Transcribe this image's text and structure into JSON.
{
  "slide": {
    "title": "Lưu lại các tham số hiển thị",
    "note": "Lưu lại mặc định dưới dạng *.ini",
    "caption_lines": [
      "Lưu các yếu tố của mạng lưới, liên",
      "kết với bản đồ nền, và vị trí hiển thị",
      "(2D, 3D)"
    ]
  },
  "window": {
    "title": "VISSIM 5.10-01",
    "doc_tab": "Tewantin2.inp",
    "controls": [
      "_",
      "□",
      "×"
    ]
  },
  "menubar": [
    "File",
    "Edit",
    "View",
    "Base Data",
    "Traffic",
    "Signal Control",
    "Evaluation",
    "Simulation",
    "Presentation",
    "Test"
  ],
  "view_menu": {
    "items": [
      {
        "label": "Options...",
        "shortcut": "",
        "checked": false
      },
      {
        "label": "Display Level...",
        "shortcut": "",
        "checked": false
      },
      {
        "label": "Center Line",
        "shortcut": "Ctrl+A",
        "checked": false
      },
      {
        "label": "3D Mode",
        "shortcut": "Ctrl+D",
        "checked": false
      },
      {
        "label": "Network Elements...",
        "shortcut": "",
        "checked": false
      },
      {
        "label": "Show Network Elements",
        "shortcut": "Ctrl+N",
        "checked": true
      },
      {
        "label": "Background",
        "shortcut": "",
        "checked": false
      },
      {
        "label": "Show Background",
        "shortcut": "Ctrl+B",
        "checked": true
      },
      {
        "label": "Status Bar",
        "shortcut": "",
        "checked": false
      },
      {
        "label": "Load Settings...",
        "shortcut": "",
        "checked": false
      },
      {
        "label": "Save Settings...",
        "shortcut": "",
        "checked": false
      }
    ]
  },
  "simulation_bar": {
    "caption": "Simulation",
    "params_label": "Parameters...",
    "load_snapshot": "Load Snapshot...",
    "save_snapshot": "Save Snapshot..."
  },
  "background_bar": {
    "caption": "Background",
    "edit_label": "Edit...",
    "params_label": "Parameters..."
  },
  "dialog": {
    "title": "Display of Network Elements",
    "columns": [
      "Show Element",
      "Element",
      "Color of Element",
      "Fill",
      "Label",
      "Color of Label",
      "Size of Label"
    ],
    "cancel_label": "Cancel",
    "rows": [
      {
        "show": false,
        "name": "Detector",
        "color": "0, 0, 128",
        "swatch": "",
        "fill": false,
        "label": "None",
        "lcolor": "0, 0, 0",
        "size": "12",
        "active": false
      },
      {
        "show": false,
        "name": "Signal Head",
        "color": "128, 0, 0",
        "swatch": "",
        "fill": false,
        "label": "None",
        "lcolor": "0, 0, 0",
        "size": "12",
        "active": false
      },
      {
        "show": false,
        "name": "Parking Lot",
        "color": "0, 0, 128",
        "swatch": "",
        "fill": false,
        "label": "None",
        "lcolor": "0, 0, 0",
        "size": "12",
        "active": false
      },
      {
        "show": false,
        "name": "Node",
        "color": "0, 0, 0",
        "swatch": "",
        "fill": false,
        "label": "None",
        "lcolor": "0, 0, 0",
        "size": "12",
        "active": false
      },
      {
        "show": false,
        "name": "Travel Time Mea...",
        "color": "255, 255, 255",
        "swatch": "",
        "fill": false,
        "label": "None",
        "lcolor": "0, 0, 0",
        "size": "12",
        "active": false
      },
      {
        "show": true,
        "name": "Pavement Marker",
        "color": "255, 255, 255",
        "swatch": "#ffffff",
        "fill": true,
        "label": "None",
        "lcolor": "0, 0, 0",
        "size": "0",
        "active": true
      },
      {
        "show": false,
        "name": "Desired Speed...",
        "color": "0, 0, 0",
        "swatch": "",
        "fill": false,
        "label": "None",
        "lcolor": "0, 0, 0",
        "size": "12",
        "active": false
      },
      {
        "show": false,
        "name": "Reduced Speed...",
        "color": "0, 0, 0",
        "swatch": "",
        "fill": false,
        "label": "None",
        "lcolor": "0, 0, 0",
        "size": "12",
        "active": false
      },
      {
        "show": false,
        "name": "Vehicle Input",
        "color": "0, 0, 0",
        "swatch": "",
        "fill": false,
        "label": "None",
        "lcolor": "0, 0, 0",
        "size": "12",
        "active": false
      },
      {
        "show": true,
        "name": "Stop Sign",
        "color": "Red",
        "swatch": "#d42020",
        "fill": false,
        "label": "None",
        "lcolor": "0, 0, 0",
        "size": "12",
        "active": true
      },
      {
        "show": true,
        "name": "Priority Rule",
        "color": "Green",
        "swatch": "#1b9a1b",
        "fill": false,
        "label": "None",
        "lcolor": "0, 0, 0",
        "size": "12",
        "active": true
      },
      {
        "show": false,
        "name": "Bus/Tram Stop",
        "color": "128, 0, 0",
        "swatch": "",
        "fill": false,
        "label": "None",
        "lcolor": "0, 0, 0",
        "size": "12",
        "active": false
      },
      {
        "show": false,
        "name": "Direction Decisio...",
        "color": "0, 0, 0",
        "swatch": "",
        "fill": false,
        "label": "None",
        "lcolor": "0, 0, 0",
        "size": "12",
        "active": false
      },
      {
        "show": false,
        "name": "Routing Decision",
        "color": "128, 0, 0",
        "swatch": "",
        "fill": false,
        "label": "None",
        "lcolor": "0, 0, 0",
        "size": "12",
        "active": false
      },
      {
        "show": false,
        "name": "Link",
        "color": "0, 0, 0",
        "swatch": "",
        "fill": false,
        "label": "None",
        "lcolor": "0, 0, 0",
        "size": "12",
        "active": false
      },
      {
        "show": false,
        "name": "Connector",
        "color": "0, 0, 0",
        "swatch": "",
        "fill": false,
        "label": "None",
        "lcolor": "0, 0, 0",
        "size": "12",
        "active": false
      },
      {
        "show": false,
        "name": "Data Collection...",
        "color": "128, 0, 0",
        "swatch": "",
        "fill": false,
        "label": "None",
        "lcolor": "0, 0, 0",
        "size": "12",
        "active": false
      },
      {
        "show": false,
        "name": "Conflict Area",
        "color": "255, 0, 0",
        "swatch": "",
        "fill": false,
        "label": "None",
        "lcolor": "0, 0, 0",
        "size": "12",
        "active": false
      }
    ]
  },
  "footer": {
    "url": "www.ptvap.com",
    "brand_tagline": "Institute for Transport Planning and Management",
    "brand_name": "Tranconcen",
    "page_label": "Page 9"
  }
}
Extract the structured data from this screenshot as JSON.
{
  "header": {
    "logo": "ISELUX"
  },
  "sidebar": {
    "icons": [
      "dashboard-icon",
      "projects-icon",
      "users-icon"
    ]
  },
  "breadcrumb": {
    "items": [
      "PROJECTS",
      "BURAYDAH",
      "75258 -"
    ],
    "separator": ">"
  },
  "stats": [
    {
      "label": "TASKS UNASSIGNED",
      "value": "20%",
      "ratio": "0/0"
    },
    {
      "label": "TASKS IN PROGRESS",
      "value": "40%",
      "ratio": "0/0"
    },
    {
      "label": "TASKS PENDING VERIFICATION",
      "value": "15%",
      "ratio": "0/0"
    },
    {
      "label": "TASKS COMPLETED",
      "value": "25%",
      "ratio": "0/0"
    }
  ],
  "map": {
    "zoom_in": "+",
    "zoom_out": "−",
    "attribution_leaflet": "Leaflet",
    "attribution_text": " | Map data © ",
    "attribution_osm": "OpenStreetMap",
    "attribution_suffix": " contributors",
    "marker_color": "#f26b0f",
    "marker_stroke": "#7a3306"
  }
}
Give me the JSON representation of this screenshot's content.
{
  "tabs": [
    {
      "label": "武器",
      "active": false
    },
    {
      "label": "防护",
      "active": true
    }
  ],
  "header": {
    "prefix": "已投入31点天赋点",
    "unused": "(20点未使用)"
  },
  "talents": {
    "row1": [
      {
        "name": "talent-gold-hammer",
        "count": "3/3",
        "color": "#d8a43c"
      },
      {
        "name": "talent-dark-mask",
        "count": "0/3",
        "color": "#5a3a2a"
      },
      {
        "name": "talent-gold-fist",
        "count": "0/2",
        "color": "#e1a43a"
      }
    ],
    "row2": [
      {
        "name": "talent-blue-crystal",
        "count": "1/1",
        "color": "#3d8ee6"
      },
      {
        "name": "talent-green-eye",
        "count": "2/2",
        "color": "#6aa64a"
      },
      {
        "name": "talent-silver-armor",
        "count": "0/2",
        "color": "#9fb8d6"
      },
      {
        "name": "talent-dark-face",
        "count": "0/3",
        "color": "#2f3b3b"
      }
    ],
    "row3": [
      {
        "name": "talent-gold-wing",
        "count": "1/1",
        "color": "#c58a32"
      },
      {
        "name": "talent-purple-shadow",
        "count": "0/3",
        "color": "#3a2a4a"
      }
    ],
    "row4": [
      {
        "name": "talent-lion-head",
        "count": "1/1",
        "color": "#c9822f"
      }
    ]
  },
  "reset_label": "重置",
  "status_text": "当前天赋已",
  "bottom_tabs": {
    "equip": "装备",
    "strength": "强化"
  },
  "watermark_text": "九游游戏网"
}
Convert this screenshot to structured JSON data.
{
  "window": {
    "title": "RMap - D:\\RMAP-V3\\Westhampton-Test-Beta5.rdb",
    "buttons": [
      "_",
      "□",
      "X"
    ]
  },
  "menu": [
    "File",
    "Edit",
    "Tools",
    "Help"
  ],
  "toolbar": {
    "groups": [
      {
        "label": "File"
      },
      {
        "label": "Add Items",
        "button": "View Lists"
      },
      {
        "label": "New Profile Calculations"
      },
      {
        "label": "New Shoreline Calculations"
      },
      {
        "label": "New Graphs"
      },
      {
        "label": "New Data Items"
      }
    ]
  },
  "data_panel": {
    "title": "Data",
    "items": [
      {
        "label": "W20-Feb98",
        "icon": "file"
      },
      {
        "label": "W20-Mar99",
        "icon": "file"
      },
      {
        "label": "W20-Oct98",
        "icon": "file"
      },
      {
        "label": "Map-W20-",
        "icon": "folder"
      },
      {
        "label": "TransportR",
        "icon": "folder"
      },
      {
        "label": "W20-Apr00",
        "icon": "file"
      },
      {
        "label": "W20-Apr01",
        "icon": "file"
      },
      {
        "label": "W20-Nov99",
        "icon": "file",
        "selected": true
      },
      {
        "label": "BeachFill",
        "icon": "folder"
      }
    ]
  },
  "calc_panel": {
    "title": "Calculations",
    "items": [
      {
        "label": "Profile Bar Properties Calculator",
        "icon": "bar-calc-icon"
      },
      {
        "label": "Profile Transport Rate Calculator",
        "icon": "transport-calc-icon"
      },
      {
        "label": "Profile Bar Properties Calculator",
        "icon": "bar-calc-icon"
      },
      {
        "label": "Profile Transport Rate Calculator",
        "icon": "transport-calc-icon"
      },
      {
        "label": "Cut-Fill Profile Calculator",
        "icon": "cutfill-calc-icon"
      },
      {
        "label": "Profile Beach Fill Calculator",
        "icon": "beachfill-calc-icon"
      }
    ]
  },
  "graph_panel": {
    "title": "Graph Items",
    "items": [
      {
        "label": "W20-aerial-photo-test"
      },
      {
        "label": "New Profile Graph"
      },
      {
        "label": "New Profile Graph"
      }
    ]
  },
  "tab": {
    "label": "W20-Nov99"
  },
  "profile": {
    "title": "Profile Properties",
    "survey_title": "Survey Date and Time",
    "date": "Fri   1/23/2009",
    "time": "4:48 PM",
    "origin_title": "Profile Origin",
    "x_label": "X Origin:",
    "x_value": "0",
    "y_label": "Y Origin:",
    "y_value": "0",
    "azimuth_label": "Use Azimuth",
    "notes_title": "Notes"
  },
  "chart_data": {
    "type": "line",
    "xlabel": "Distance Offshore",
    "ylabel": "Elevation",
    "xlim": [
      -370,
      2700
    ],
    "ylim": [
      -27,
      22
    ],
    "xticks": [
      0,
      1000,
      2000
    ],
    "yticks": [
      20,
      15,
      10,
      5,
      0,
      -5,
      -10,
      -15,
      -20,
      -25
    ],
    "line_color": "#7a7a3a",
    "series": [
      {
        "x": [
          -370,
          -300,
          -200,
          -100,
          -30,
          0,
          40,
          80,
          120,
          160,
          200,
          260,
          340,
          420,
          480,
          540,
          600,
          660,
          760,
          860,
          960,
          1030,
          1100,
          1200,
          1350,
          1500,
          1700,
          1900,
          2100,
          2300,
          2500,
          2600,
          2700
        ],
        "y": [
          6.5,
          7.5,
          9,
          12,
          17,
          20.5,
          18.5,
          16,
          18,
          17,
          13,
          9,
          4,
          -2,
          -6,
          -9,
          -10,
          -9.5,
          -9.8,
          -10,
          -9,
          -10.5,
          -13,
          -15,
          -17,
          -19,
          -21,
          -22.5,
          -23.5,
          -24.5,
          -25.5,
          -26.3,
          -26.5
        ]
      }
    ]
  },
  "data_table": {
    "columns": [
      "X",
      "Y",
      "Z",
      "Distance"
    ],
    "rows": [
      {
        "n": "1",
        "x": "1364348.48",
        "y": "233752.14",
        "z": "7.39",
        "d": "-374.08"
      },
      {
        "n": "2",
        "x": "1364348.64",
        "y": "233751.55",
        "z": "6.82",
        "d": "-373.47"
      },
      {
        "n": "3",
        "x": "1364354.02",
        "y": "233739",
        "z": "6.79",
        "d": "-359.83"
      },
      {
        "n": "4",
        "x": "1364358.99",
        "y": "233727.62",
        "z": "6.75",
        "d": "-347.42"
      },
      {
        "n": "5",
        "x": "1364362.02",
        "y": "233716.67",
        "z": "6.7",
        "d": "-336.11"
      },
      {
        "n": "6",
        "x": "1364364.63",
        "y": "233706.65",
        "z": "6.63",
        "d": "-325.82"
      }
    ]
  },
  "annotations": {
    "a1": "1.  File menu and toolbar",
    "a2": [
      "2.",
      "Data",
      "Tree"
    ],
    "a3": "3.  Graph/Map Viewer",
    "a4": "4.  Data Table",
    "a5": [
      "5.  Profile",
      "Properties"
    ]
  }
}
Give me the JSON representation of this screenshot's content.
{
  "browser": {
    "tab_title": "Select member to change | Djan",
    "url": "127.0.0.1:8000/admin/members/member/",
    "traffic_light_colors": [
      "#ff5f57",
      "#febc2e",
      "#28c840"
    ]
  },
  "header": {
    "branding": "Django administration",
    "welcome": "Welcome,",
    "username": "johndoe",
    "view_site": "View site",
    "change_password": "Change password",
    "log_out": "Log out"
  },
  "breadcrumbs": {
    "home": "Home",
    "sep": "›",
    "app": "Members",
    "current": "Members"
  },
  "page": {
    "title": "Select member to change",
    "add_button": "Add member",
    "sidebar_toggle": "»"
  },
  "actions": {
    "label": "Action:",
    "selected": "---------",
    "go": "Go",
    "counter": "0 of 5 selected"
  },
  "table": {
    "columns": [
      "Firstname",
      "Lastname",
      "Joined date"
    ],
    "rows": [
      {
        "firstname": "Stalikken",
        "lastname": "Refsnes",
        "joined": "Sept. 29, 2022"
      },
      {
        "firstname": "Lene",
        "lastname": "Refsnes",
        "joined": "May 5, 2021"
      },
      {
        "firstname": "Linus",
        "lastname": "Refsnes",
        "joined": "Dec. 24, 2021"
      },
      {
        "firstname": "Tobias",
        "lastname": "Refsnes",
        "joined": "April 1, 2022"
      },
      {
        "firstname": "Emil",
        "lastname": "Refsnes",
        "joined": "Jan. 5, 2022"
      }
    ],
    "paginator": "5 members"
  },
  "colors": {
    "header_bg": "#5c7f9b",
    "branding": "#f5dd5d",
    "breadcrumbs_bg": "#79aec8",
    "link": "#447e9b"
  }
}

────────────────────────────────────────

● **Problem to solve**:
Identify all lines where the word "TASKS" shows up. Copy them.

● **Task response**:
      "label": "TASKS UNASSIGNED",
      "label": "TASKS IN PROGRESS",
      "label": "TASKS PENDING VERIFICATION",
      "label": "TASKS COMPLETED",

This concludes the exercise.